EXERCISE AIM
Type the records out again in full, exactly.

-- START --

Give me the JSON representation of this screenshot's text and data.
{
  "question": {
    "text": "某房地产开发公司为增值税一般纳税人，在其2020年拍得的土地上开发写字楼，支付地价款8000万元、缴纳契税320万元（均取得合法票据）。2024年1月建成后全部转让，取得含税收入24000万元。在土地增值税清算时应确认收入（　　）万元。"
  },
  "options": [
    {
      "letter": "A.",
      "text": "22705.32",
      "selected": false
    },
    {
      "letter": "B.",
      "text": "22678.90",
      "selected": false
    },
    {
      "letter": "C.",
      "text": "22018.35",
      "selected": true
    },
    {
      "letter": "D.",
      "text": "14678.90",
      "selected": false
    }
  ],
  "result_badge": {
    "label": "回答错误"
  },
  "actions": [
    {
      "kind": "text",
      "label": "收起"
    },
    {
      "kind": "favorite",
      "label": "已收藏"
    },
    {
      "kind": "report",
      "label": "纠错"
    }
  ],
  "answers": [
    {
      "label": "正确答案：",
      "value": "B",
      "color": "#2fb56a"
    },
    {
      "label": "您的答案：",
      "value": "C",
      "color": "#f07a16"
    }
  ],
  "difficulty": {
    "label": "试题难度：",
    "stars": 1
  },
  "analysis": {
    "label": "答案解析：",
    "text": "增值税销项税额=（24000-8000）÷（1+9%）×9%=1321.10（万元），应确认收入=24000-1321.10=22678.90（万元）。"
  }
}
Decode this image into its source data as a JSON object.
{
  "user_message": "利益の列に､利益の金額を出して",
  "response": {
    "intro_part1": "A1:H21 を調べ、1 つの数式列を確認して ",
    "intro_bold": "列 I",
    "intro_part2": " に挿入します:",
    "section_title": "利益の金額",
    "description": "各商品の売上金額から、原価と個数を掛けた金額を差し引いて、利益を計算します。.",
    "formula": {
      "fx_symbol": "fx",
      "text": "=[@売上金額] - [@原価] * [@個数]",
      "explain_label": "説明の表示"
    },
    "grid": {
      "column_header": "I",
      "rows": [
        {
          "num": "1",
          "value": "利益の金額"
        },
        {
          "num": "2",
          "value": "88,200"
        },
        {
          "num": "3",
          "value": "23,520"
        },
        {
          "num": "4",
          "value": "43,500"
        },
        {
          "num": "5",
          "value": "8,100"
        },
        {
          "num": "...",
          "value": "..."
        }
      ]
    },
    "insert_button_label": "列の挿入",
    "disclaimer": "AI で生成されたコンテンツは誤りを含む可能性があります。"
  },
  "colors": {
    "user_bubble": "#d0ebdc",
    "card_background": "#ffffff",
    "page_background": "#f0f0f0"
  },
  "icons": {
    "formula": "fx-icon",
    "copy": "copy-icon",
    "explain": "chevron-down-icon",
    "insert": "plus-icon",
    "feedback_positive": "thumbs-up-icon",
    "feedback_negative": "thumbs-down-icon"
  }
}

-- END --

RESPONSE TO THE EXERCISE
Give me the JSON representation of this screenshot's text and data.
{
  "question": {
    "text": "某房地产开发公司为增值税一般纳税人，在其2020年拍得的土地上开发写字楼，支付地价款8000万元、缴纳契税320万元（均取得合法票据）。2024年1月建成后全部转让，取得含税收入24000万元。在土地增值税清算时应确认收入（　　）万元。"
  },
  "options": [
    {
      "letter": "A.",
      "text": "22705.32",
      "selected": false
    },
    {
      "letter": "B.",
      "text": "22678.90",
      "selected": false
    },
    {
      "letter": "C.",
      "text": "22018.35",
      "selected": true
    },
    {
      "letter": "D.",
      "text": "14678.90",
      "selected": false
    }
  ],
  "result_badge": {
    "label": "回答错误"
  },
  "actions": [
    {
      "kind": "text",
      "label": "收起"
    },
    {
      "kind": "favorite",
      "label": "已收藏"
    },
    {
      "kind": "report",
      "label": "纠错"
    }
  ],
  "answers": [
    {
      "label": "正确答案：",
      "value": "B",
      "color": "#2fb56a"
    },
    {
      "label": "您的答案：",
      "value": "C",
      "color": "#f07a16"
    }
  ],
  "difficulty": {
    "label": "试题难度：",
    "stars": 1
  },
  "analysis": {
    "label": "答案解析：",
    "text": "增值税销项税额=（24000-8000）÷（1+9%）×9%=1321.10（万元），应确认收入=24000-1321.10=22678.90（万元）。"
  }
}
Decode this image into its source data as a JSON object.
{
  "user_message": "利益の列に､利益の金額を出して",
  "response": {
    "intro_part1": "A1:H21 を調べ、1 つの数式列を確認して ",
    "intro_bold": "列 I",
    "intro_part2": " に挿入します:",
    "section_title": "利益の金額",
    "description": "各商品の売上金額から、原価と個数を掛けた金額を差し引いて、利益を計算します。.",
    "formula": {
      "fx_symbol": "fx",
      "text": "=[@売上金額] - [@原価] * [@個数]",
      "explain_label": "説明の表示"
    },
    "grid": {
      "column_header": "I",
      "rows": [
        {
          "num": "1",
          "value": "利益の金額"
        },
        {
          "num": "2",
          "value": "88,200"
        },
        {
          "num": "3",
          "value": "23,520"
        },
        {
          "num": "4",
          "value": "43,500"
        },
        {
          "num": "5",
          "value": "8,100"
        },
        {
          "num": "...",
          "value": "..."
        }
      ]
    },
    "insert_button_label": "列の挿入",
    "disclaimer": "AI で生成されたコンテンツは誤りを含む可能性があります。"
  },
  "colors": {
    "user_bubble": "#d0ebdc",
    "card_background": "#ffffff",
    "page_background": "#f0f0f0"
  },
  "icons": {
    "formula": "fx-icon",
    "copy": "copy-icon",
    "explain": "chevron-down-icon",
    "insert": "plus-icon",
    "feedback_positive": "thumbs-up-icon",
    "feedback_negative": "thumbs-down-icon"
  }
}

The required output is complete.